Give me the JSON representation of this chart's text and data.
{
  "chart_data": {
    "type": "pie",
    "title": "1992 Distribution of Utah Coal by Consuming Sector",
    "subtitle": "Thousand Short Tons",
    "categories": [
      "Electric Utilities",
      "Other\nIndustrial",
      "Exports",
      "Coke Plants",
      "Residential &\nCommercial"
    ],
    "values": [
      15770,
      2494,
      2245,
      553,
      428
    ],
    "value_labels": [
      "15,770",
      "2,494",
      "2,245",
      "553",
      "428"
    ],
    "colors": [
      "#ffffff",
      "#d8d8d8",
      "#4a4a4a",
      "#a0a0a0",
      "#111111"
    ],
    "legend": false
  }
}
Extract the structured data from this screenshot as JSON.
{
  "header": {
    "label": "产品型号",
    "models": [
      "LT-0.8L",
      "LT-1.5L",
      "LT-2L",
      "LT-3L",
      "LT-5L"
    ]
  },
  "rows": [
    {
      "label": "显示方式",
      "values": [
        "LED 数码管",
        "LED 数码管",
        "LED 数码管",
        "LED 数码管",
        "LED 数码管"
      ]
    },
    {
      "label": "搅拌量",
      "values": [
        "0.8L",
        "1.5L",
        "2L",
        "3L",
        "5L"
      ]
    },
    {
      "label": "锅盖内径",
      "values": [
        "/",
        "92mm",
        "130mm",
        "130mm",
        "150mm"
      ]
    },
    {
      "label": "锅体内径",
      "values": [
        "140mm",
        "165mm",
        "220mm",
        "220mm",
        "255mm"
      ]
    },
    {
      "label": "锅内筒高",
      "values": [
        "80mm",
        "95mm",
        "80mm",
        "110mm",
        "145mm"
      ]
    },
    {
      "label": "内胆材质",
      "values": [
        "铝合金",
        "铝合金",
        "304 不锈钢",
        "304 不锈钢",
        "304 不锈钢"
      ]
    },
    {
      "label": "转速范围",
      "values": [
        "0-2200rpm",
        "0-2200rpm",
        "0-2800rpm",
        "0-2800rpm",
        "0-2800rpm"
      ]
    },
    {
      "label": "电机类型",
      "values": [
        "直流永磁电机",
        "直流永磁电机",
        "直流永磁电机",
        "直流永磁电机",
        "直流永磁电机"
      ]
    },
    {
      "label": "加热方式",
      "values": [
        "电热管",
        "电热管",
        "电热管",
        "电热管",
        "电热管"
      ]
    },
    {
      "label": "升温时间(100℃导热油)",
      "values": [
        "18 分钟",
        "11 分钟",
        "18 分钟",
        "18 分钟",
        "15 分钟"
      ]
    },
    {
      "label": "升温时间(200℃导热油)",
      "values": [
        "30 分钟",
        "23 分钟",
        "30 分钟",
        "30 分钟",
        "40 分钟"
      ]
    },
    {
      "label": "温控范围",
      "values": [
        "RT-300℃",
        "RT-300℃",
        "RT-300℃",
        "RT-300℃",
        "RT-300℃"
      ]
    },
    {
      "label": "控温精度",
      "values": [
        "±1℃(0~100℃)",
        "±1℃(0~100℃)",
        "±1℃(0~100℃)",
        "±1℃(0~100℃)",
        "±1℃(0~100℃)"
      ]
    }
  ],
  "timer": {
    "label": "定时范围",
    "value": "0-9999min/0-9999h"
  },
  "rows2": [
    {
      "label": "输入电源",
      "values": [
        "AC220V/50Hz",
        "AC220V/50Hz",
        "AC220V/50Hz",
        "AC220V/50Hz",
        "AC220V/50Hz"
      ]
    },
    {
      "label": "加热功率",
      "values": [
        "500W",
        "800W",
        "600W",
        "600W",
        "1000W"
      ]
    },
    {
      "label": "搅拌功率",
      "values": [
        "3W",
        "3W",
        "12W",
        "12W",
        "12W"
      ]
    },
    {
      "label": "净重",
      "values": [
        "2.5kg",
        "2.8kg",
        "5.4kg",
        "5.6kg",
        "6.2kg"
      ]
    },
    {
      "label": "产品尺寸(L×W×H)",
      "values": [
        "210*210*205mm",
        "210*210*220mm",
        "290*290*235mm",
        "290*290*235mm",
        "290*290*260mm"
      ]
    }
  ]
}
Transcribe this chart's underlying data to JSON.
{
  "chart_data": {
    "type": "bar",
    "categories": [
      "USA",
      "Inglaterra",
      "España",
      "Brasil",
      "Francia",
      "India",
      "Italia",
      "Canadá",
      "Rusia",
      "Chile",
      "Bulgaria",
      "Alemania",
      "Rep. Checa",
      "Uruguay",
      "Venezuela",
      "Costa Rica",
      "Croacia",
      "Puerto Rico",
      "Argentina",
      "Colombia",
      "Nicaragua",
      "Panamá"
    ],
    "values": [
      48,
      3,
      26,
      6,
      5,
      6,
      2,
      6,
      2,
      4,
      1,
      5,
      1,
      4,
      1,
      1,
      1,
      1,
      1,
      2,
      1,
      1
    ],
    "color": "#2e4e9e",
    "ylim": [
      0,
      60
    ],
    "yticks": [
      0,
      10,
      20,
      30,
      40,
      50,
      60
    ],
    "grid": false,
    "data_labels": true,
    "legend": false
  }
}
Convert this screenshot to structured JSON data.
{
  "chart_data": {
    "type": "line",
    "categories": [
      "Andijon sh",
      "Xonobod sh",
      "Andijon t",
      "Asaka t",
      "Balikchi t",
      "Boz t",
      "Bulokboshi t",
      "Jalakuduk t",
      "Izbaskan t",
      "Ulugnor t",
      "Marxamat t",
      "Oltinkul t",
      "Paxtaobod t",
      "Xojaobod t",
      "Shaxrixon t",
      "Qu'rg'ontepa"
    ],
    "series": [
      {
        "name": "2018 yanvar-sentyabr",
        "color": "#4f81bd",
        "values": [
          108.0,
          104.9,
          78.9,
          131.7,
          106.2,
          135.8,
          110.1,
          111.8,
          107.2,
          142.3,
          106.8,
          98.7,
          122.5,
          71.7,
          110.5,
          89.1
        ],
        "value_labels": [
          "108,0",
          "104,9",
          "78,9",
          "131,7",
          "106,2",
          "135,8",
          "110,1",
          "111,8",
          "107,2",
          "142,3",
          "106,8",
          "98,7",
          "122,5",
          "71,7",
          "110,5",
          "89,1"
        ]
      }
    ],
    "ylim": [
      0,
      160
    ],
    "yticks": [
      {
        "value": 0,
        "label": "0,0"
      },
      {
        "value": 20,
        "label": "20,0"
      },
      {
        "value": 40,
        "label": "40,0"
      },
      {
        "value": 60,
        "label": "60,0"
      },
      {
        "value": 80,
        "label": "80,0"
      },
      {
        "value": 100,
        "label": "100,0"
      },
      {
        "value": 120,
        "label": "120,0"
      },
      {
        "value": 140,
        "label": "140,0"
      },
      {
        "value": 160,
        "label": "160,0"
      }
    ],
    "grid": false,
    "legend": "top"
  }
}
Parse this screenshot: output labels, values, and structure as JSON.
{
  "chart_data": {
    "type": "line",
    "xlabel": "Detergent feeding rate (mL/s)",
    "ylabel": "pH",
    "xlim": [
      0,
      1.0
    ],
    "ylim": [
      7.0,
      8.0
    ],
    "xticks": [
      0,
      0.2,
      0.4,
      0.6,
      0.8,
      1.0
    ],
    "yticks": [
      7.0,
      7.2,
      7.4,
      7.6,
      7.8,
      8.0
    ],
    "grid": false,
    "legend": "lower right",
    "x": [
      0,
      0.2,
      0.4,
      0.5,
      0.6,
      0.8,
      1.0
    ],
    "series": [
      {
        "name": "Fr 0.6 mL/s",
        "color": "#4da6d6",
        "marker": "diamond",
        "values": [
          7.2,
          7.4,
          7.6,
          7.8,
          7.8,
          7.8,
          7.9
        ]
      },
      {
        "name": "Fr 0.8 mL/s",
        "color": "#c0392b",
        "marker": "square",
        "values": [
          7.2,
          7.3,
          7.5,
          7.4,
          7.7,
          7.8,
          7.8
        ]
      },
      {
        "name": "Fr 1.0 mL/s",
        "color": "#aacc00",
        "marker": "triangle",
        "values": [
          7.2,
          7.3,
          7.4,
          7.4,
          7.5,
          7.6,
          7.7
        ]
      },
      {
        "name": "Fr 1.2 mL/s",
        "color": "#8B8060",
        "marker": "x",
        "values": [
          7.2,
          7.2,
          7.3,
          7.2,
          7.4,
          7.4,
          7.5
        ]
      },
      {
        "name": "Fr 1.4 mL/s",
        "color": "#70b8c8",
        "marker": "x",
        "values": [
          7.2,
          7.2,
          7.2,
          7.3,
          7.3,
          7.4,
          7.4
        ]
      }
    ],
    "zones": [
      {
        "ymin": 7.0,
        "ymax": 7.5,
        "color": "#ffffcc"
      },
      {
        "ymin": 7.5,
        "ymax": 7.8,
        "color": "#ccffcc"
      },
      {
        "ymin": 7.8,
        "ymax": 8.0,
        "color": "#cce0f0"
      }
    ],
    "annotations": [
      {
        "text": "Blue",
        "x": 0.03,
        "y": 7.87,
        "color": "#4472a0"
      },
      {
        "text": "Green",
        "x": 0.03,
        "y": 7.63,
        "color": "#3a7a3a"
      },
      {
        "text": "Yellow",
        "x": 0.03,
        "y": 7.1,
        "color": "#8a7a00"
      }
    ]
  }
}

════════════════

◆ Exercise aim ◆
From the records, copy every line that has the string "JSON" in it.

◆ Response to this exercise ◆
Give me the JSON representation of this chart's text and data.
Extract the structured data from this screenshot as JSON.
Transcribe this chart's underlying data to JSON.
Convert this screenshot to structured JSON data.
Parse this screenshot: output labels, values, and structure as JSON.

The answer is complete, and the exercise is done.